Work to complete:
Extract every line from the records below that contains the word "openingstijden".

Supplied information:
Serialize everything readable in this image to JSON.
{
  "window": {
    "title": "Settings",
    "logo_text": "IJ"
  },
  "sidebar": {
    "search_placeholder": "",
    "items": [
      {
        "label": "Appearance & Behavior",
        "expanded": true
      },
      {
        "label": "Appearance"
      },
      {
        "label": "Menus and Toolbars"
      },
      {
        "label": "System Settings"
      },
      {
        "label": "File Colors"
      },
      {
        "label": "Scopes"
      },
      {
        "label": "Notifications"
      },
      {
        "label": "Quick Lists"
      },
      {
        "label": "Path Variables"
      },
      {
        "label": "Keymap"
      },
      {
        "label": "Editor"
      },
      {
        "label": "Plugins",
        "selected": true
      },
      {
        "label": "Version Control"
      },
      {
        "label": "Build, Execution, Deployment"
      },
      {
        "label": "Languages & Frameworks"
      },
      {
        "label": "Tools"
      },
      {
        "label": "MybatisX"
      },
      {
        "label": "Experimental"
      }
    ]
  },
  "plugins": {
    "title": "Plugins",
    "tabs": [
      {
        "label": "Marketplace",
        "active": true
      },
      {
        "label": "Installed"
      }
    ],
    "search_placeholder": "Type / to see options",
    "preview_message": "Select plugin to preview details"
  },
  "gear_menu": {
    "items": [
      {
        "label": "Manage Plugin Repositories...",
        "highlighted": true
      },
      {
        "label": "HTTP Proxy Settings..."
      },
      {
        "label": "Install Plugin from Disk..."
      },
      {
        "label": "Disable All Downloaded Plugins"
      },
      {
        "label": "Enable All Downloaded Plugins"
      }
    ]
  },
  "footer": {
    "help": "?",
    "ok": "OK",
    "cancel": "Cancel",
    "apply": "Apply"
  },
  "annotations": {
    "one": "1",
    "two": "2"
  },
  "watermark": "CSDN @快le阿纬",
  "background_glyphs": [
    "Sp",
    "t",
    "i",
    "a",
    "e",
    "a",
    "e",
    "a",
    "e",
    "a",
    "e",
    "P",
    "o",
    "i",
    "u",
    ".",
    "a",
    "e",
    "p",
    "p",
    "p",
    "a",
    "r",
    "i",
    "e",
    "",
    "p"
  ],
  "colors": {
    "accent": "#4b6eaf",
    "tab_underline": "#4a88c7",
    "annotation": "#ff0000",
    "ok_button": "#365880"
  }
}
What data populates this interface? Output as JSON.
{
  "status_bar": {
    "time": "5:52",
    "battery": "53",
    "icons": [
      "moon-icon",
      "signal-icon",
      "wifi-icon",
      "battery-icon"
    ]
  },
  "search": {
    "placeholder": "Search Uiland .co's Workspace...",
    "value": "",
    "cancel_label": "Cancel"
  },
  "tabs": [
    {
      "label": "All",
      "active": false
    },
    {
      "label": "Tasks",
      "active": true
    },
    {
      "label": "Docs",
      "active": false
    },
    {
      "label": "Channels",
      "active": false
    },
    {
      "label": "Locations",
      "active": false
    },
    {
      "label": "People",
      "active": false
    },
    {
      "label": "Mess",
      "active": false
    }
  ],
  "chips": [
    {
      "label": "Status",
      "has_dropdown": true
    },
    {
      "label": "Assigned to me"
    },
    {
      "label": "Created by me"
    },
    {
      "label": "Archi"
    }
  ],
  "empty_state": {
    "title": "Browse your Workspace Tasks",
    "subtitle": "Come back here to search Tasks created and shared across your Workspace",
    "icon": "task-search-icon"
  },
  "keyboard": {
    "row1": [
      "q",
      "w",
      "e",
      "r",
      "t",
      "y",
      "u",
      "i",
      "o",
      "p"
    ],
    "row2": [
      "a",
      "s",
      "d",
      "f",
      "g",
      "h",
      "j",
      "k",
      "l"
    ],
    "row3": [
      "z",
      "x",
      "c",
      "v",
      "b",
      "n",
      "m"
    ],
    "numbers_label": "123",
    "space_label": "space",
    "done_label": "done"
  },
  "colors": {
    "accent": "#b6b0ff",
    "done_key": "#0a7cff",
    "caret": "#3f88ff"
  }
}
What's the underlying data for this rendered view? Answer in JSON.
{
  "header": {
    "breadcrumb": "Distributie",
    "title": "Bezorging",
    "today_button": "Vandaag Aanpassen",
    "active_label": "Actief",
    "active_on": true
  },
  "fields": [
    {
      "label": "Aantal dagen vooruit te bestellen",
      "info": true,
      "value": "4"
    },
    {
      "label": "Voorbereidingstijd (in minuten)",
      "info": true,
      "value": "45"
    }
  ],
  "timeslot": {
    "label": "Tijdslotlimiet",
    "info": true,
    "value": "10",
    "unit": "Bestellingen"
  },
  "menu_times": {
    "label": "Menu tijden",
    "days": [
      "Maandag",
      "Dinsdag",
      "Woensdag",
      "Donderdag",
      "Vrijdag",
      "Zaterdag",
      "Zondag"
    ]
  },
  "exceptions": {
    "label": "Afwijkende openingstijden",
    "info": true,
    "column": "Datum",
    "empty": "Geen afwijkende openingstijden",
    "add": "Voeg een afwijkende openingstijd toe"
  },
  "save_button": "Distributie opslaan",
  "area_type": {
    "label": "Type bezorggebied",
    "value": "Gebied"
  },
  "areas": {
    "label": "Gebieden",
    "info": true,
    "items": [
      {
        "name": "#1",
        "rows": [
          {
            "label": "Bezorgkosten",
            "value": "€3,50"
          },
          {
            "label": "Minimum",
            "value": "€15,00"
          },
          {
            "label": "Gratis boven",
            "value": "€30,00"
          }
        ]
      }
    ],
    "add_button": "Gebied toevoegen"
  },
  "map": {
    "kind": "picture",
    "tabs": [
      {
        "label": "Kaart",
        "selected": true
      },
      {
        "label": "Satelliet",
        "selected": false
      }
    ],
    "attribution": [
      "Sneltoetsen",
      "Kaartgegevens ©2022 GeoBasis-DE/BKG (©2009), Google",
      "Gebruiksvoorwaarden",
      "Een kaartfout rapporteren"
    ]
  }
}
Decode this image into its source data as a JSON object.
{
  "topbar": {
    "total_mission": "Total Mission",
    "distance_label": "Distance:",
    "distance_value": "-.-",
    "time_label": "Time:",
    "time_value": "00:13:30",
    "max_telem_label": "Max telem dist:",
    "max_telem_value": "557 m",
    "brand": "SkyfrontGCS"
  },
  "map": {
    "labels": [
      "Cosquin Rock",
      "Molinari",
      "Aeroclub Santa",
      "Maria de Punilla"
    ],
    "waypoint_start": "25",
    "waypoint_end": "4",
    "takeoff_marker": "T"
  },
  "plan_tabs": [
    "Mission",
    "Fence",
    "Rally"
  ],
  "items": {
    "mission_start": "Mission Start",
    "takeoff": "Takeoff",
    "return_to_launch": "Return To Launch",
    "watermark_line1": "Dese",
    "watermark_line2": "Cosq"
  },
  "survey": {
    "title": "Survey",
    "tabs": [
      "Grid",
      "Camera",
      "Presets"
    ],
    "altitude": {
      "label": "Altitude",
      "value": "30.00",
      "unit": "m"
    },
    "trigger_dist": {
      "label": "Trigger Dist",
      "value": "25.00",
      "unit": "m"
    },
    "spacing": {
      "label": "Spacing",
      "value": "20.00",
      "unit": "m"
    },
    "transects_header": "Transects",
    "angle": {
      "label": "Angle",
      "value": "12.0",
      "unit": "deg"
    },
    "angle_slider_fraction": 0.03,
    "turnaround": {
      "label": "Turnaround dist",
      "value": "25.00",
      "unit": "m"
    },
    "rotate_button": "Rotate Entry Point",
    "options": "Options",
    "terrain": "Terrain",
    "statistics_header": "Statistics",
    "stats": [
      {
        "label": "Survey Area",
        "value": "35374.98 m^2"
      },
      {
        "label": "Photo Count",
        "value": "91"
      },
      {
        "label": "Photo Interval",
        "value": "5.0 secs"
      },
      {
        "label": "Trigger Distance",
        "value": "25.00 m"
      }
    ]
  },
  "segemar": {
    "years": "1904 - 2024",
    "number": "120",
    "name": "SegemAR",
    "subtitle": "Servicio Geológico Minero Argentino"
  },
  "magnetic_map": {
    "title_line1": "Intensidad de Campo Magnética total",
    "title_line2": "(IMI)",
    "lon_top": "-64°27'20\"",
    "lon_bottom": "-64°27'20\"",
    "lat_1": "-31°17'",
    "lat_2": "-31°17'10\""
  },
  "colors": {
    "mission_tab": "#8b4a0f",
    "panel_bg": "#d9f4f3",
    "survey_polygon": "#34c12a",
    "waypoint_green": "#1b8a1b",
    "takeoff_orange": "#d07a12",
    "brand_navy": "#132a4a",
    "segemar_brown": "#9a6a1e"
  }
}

Response below:
    "label": "Afwijkende openingstijden",
    "empty": "Geen afwijkende openingstijden",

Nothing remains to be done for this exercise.